Task instructions: Repeat every entry in the listing below, exactly.

Data in this exercise:
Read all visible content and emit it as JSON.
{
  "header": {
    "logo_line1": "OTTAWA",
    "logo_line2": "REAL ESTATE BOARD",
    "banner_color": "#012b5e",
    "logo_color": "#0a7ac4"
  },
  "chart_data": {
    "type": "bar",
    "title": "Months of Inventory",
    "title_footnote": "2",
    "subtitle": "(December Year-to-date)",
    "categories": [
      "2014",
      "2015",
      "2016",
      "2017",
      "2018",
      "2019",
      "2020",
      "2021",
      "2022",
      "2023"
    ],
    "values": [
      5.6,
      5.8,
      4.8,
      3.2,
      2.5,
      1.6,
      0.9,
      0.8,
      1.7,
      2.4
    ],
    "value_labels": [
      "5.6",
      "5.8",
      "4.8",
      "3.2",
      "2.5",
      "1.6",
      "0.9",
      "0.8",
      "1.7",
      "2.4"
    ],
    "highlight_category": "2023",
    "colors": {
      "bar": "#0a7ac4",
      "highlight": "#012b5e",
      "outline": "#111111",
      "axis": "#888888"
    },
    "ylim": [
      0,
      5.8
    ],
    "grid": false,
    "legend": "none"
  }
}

The answer:
Read all visible content and emit it as JSON.
{
  "header": {
    "logo_line1": "OTTAWA",
    "logo_line2": "REAL ESTATE BOARD",
    "banner_color": "#012b5e",
    "logo_color": "#0a7ac4"
  },
  "chart_data": {
    "type": "bar",
    "title": "Months of Inventory",
    "title_footnote": "2",
    "subtitle": "(December Year-to-date)",
    "categories": [
      "2014",
      "2015",
      "2016",
      "2017",
      "2018",
      "2019",
      "2020",
      "2021",
      "2022",
      "2023"
    ],
    "values": [
      5.6,
      5.8,
      4.8,
      3.2,
      2.5,
      1.6,
      0.9,
      0.8,
      1.7,
      2.4
    ],
    "value_labels": [
      "5.6",
      "5.8",
      "4.8",
      "3.2",
      "2.5",
      "1.6",
      "0.9",
      "0.8",
      "1.7",
      "2.4"
    ],
    "highlight_category": "2023",
    "colors": {
      "bar": "#0a7ac4",
      "highlight": "#012b5e",
      "outline": "#111111",
      "axis": "#888888"
    },
    "ylim": [
      0,
      5.8
    ],
    "grid": false,
    "legend": "none"
  }
}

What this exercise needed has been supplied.